◆ WHAT IS EXPECTED ◆
Copy each record exactly as it reads, leaving out any pictures it holds.

◆ DATA TO PROCESS ◆
%%

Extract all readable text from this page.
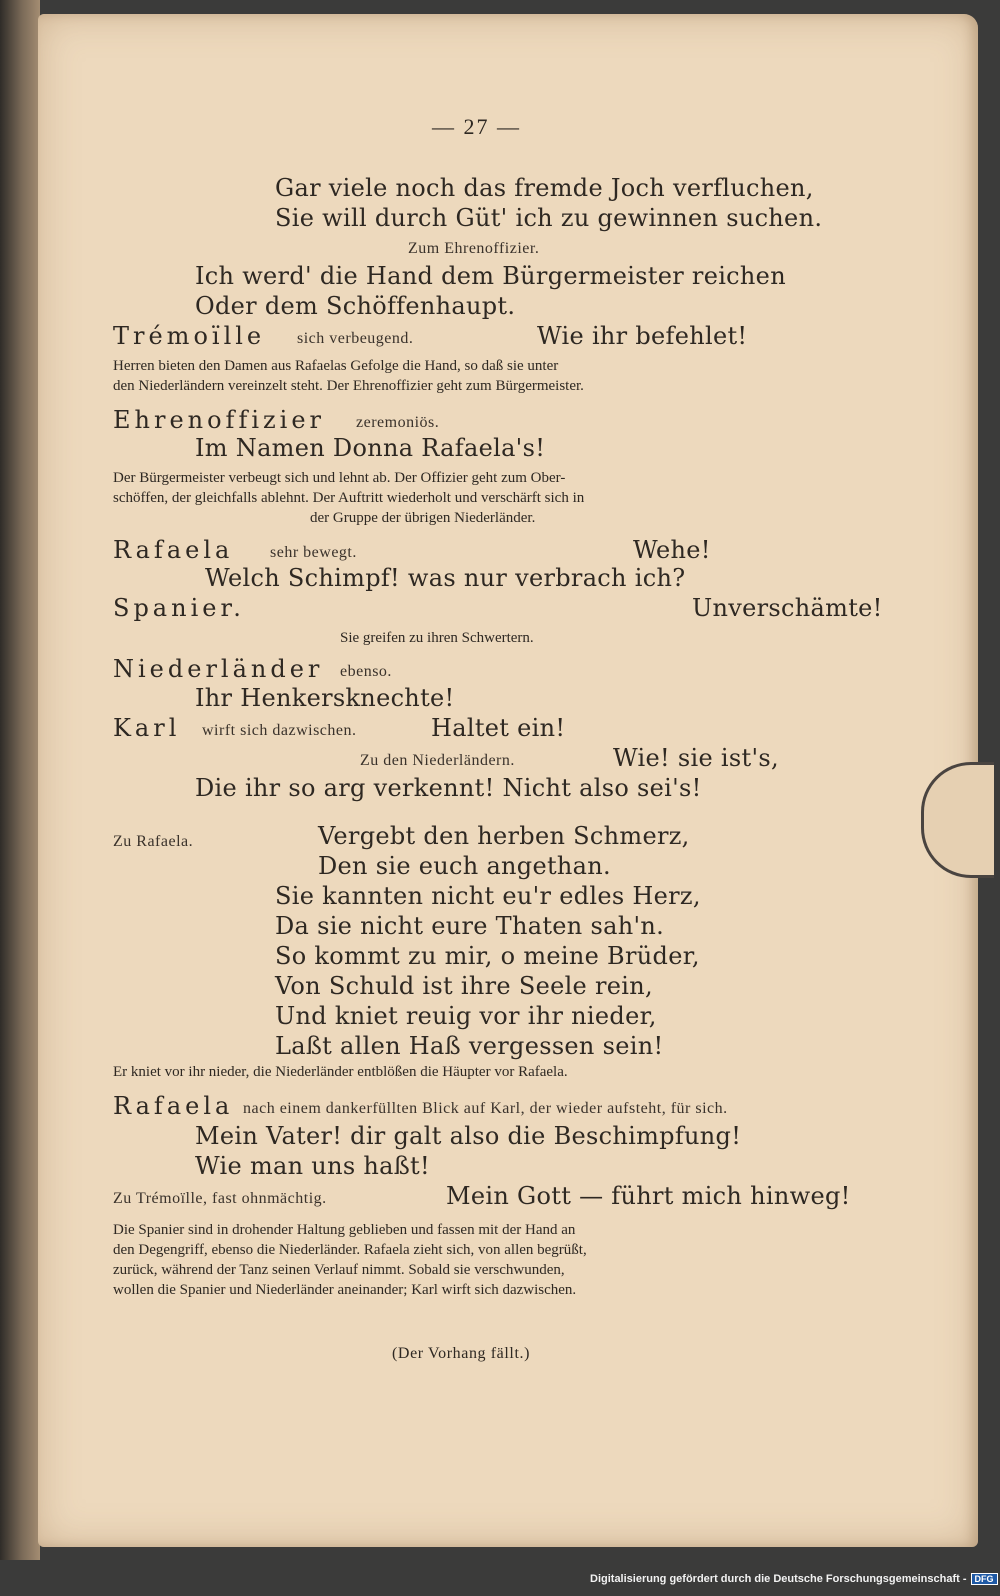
— 27 —
Gar viele noch das fremde Joch verfluchen,
Sie will durch Güt' ich zu gewinnen suchen.
Zum Ehrenoffizier.
Ich werd' die Hand dem Bürgermeister reichen
Oder dem Schöffenhaupt.
Trémoïlle sich verbeugend.	Wie ihr befehlet!
Herren bieten den Damen aus Rafaelas Gefolge die Hand, so daß sie unter
den Niederländern vereinzelt steht. Der Ehrenoffizier geht zum Bürgermeister.
Ehrenoffizier zeremoniös.
Im Namen Donna Rafaela's!
Der Bürgermeister verbeugt sich und lehnt ab. Der Offizier geht zum Ober-
schöffen, der gleichfalls ablehnt. Der Auftritt wiederholt und verschärft sich in
der Gruppe der übrigen Niederländer.
Rafaela sehr bewegt.	Wehe!
Welch Schimpf! was nur verbrach ich?
Spanier.	Unverschämte!
Sie greifen zu ihren Schwertern.
Niederländer ebenso.
Ihr Henkersknechte!
Karl wirft sich dazwischen.	Haltet ein!
Zu den Niederländern.	Wie! sie ist's,
Die ihr so arg verkennt! Nicht also sei's!
Zu Rafaela.	Vergebt den herben Schmerz,
Den sie euch angethan.
Sie kannten nicht eu'r edles Herz,
Da sie nicht eure Thaten sah'n.
So kommt zu mir, o meine Brüder,
Von Schuld ist ihre Seele rein,
Und kniet reuig vor ihr nieder,
Laßt allen Haß vergessen sein!
Er kniet vor ihr nieder, die Niederländer entblößen die Häupter vor Rafaela.
Rafaela nach einem dankerfüllten Blick auf Karl, der wieder aufsteht, für sich.
Mein Vater! dir galt also die Beschimpfung!
Wie man uns haßt!
Zu Trémoïlle, fast ohnmächtig.	Mein Gott — führt mich hinweg!
Die Spanier sind in drohender Haltung geblieben und fassen mit der Hand an
den Degengriff, ebenso die Niederländer. Rafaela zieht sich, von allen begrüßt,
zurück, während der Tanz seinen Verlauf nimmt. Sobald sie verschwunden,
wollen die Spanier und Niederländer aneinander; Karl wirft sich dazwischen.
(Der Vorhang fällt.)
Digitalisierung gefördert durch die Deutsche Forschungsgemeinschaft - DFG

%%

◆ EXERCISE RESPONSE ◆
Extract all readable text from this page.
— 27 —
Gar viele noch das fremde Joch verfluchen,
Sie will durch Güt' ich zu gewinnen suchen.
Zum Ehrenoffizier.
Ich werd' die Hand dem Bürgermeister reichen
Oder dem Schöffenhaupt.
Trémoïlle sich verbeugend.	Wie ihr befehlet!
Herren bieten den Damen aus Rafaelas Gefolge die Hand, so daß sie unter
den Niederländern vereinzelt steht. Der Ehrenoffizier geht zum Bürgermeister.
Ehrenoffizier zeremoniös.
Im Namen Donna Rafaela's!
Der Bürgermeister verbeugt sich und lehnt ab. Der Offizier geht zum Ober-
schöffen, der gleichfalls ablehnt. Der Auftritt wiederholt und verschärft sich in
der Gruppe der übrigen Niederländer.
Rafaela sehr bewegt.	Wehe!
Welch Schimpf! was nur verbrach ich?
Spanier.	Unverschämte!
Sie greifen zu ihren Schwertern.
Niederländer ebenso.
Ihr Henkersknechte!
Karl wirft sich dazwischen.	Haltet ein!
Zu den Niederländern.	Wie! sie ist's,
Die ihr so arg verkennt! Nicht also sei's!
Zu Rafaela.	Vergebt den herben Schmerz,
Den sie euch angethan.
Sie kannten nicht eu'r edles Herz,
Da sie nicht eure Thaten sah'n.
So kommt zu mir, o meine Brüder,
Von Schuld ist ihre Seele rein,
Und kniet reuig vor ihr nieder,
Laßt allen Haß vergessen sein!
Er kniet vor ihr nieder, die Niederländer entblößen die Häupter vor Rafaela.
Rafaela nach einem dankerfüllten Blick auf Karl, der wieder aufsteht, für sich.
Mein Vater! dir galt also die Beschimpfung!
Wie man uns haßt!
Zu Trémoïlle, fast ohnmächtig.	Mein Gott — führt mich hinweg!
Die Spanier sind in drohender Haltung geblieben und fassen mit der Hand an
den Degengriff, ebenso die Niederländer. Rafaela zieht sich, von allen begrüßt,
zurück, während der Tanz seinen Verlauf nimmt. Sobald sie verschwunden,
wollen die Spanier und Niederländer aneinander; Karl wirft sich dazwischen.
(Der Vorhang fällt.)
Digitalisierung gefördert durch die Deutsche Forschungsgemeinschaft - DFG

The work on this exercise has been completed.